## AIM
Every line below should be copied exactly; drop the pictures.

--- START OF RAW DATA ---

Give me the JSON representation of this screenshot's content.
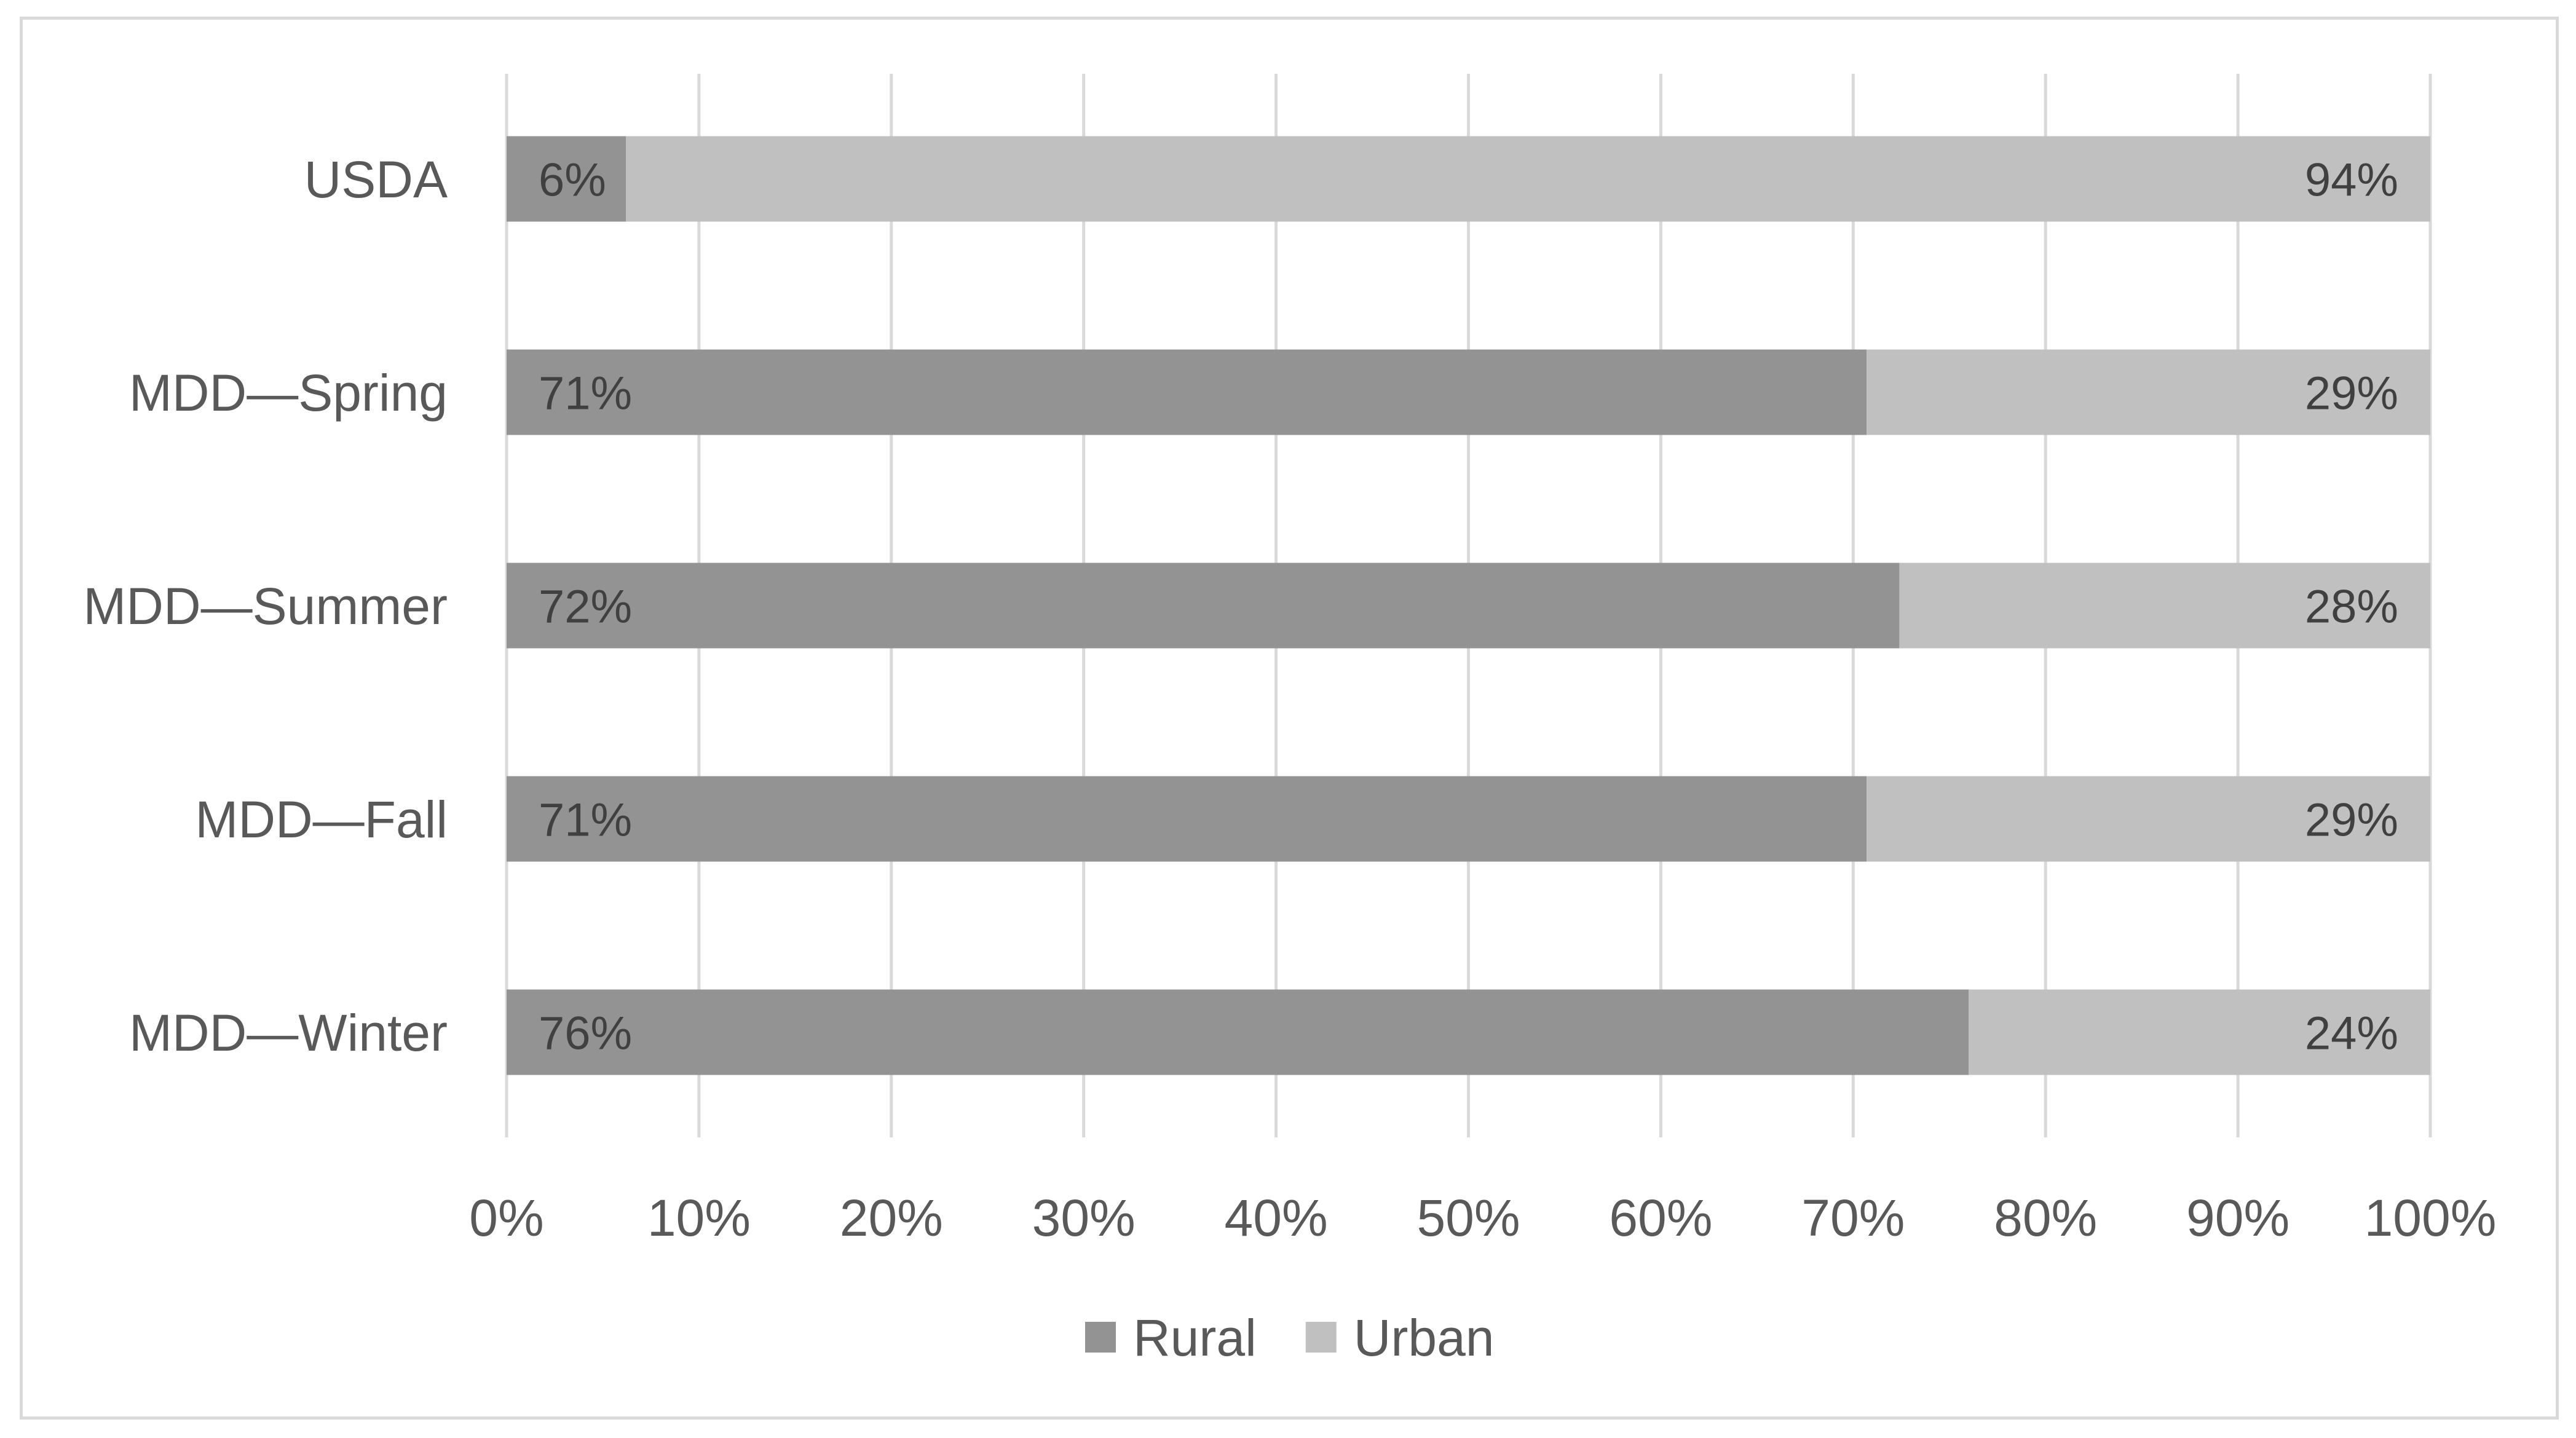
{
  "chart_data": {
    "type": "bar",
    "orientation": "horizontal",
    "stacked": true,
    "categories": [
      "USDA",
      "MDD—Spring",
      "MDD—Summer",
      "MDD—Fall",
      "MDD—Winter"
    ],
    "series": [
      {
        "name": "Rural",
        "values": [
          6.2,
          70.7,
          72.4,
          70.7,
          76.0
        ],
        "labels": [
          "6%",
          "71%",
          "72%",
          "71%",
          "76%"
        ],
        "color": "#939393"
      },
      {
        "name": "Urban",
        "values": [
          93.8,
          29.3,
          27.6,
          29.3,
          24.0
        ],
        "labels": [
          "94%",
          "29%",
          "28%",
          "29%",
          "24%"
        ],
        "color": "#c0c0c0"
      }
    ],
    "x_ticks": [
      "0%",
      "10%",
      "20%",
      "30%",
      "40%",
      "50%",
      "60%",
      "70%",
      "80%",
      "90%",
      "100%"
    ],
    "xlim": [
      0,
      100
    ],
    "grid": "vertical",
    "legend": "bottom",
    "gridline_color": "#d9d9d9"
  }
}
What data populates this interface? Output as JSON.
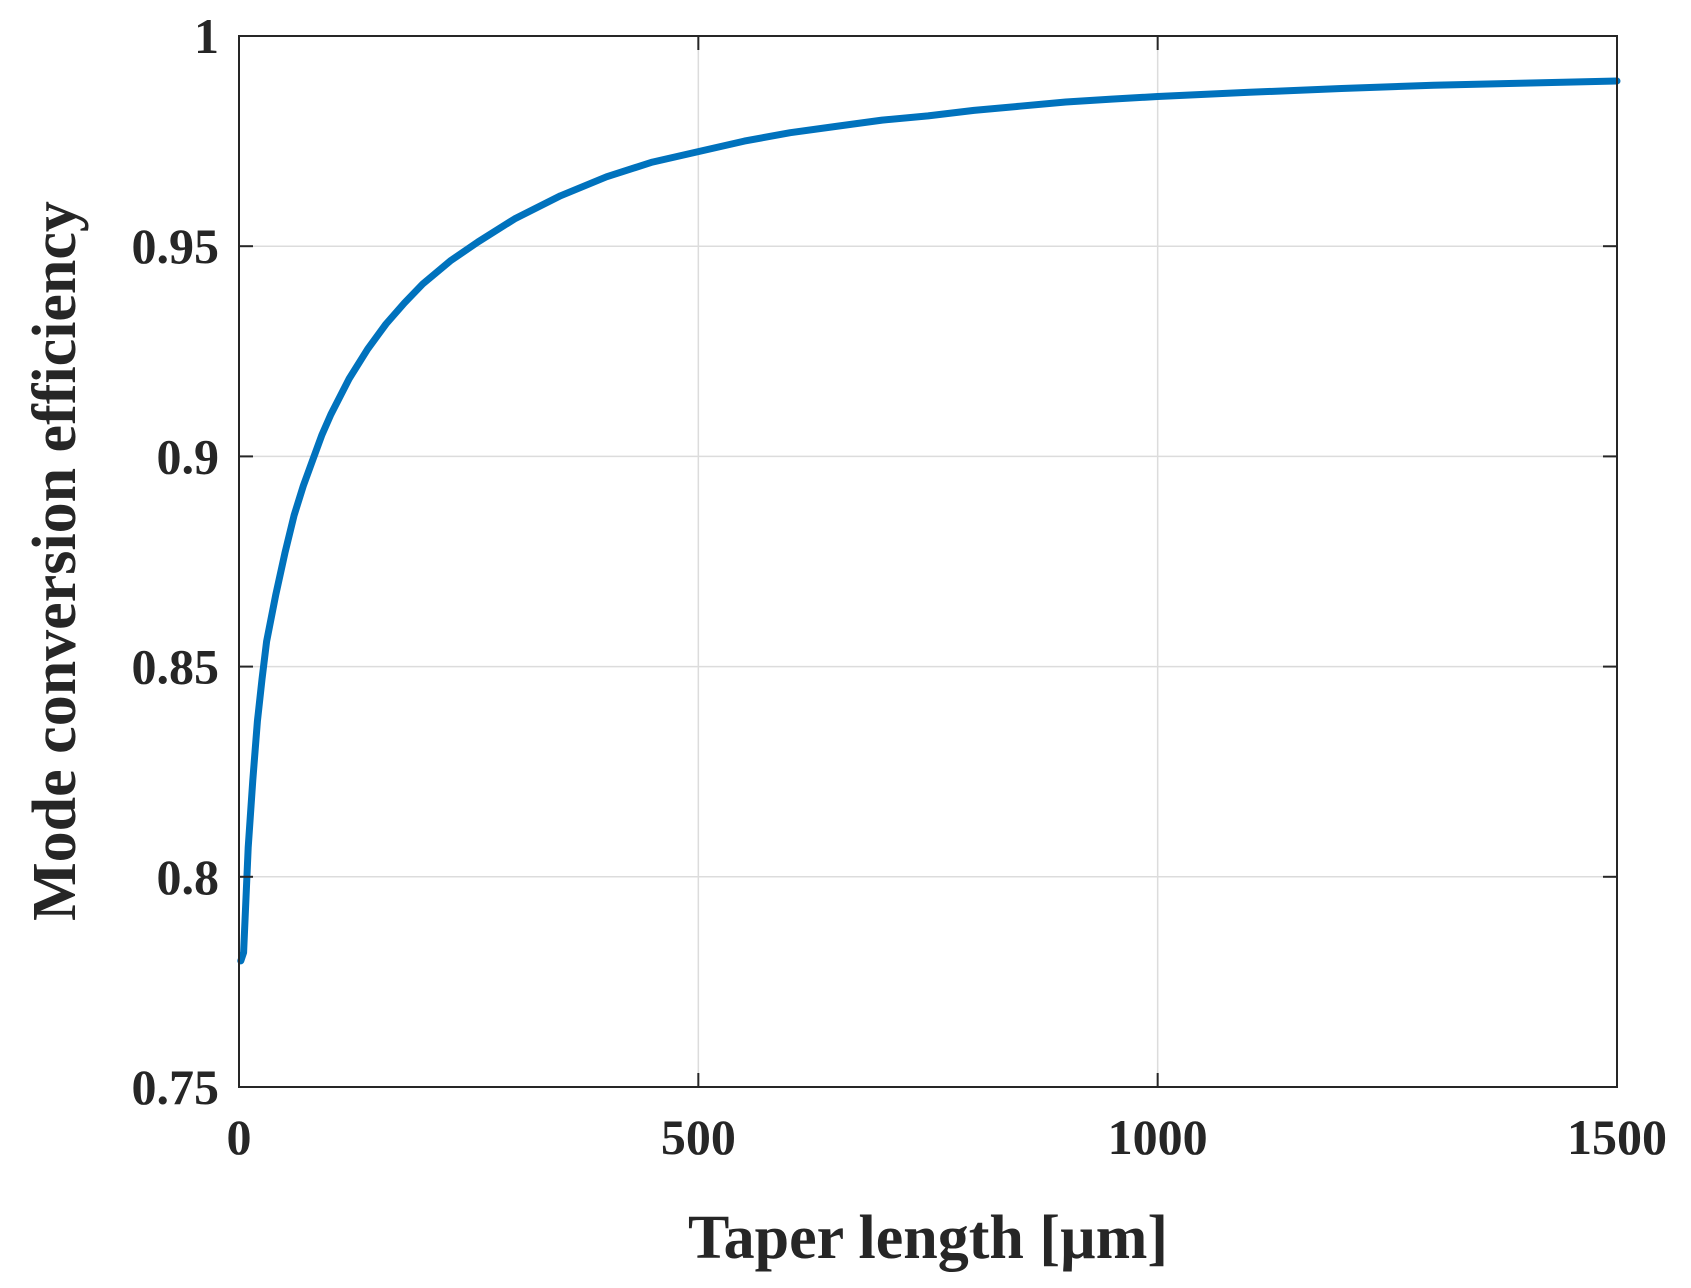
{
  "chart_data": {
    "type": "line",
    "title": "",
    "xlabel": "Taper length [µm]",
    "ylabel": "Mode conversion efficiency",
    "xlim": [
      0,
      1500
    ],
    "ylim": [
      0.75,
      1
    ],
    "xticks": [
      0,
      500,
      1000,
      1500
    ],
    "xtick_labels": [
      "0",
      "500",
      "1000",
      "1500"
    ],
    "yticks": [
      0.75,
      0.8,
      0.85,
      0.9,
      0.95,
      1
    ],
    "ytick_labels": [
      "0.75",
      "0.8",
      "0.85",
      "0.9",
      "0.95",
      "1"
    ],
    "grid": true,
    "series": [
      {
        "color": "#0072BD",
        "x": [
          2,
          5,
          10,
          15,
          20,
          25,
          30,
          40,
          50,
          60,
          70,
          80,
          90,
          100,
          120,
          140,
          160,
          180,
          200,
          230,
          260,
          300,
          350,
          400,
          450,
          500,
          550,
          600,
          650,
          700,
          750,
          800,
          850,
          900,
          950,
          1000,
          1100,
          1200,
          1300,
          1400,
          1500
        ],
        "y": [
          0.78,
          0.782,
          0.807,
          0.823,
          0.837,
          0.847,
          0.856,
          0.867,
          0.877,
          0.886,
          0.893,
          0.899,
          0.905,
          0.91,
          0.9185,
          0.9255,
          0.9315,
          0.9365,
          0.941,
          0.9465,
          0.951,
          0.9565,
          0.962,
          0.9665,
          0.97,
          0.9725,
          0.975,
          0.977,
          0.9785,
          0.98,
          0.981,
          0.9823,
          0.9833,
          0.9843,
          0.985,
          0.9856,
          0.9866,
          0.9875,
          0.9883,
          0.9888,
          0.9893
        ]
      }
    ]
  }
}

--- END OF RAW DATA ---

## SOLVED PROBLEM
Give me the JSON representation of this screenshot's content.
{
  "chart_data": {
    "type": "bar",
    "orientation": "horizontal",
    "stacked": true,
    "categories": [
      "USDA",
      "MDD—Spring",
      "MDD—Summer",
      "MDD—Fall",
      "MDD—Winter"
    ],
    "series": [
      {
        "name": "Rural",
        "values": [
          6.2,
          70.7,
          72.4,
          70.7,
          76.0
        ],
        "labels": [
          "6%",
          "71%",
          "72%",
          "71%",
          "76%"
        ],
        "color": "#939393"
      },
      {
        "name": "Urban",
        "values": [
          93.8,
          29.3,
          27.6,
          29.3,
          24.0
        ],
        "labels": [
          "94%",
          "29%",
          "28%",
          "29%",
          "24%"
        ],
        "color": "#c0c0c0"
      }
    ],
    "x_ticks": [
      "0%",
      "10%",
      "20%",
      "30%",
      "40%",
      "50%",
      "60%",
      "70%",
      "80%",
      "90%",
      "100%"
    ],
    "xlim": [
      0,
      100
    ],
    "grid": "vertical",
    "legend": "bottom",
    "gridline_color": "#d9d9d9"
  }
}
What data populates this interface? Output as JSON.
{
  "chart_data": {
    "type": "line",
    "title": "",
    "xlabel": "Taper length [µm]",
    "ylabel": "Mode conversion efficiency",
    "xlim": [
      0,
      1500
    ],
    "ylim": [
      0.75,
      1
    ],
    "xticks": [
      0,
      500,
      1000,
      1500
    ],
    "xtick_labels": [
      "0",
      "500",
      "1000",
      "1500"
    ],
    "yticks": [
      0.75,
      0.8,
      0.85,
      0.9,
      0.95,
      1
    ],
    "ytick_labels": [
      "0.75",
      "0.8",
      "0.85",
      "0.9",
      "0.95",
      "1"
    ],
    "grid": true,
    "series": [
      {
        "color": "#0072BD",
        "x": [
          2,
          5,
          10,
          15,
          20,
          25,
          30,
          40,
          50,
          60,
          70,
          80,
          90,
          100,
          120,
          140,
          160,
          180,
          200,
          230,
          260,
          300,
          350,
          400,
          450,
          500,
          550,
          600,
          650,
          700,
          750,
          800,
          850,
          900,
          950,
          1000,
          1100,
          1200,
          1300,
          1400,
          1500
        ],
        "y": [
          0.78,
          0.782,
          0.807,
          0.823,
          0.837,
          0.847,
          0.856,
          0.867,
          0.877,
          0.886,
          0.893,
          0.899,
          0.905,
          0.91,
          0.9185,
          0.9255,
          0.9315,
          0.9365,
          0.941,
          0.9465,
          0.951,
          0.9565,
          0.962,
          0.9665,
          0.97,
          0.9725,
          0.975,
          0.977,
          0.9785,
          0.98,
          0.981,
          0.9823,
          0.9833,
          0.9843,
          0.985,
          0.9856,
          0.9866,
          0.9875,
          0.9883,
          0.9888,
          0.9893
        ]
      }
    ]
  }
}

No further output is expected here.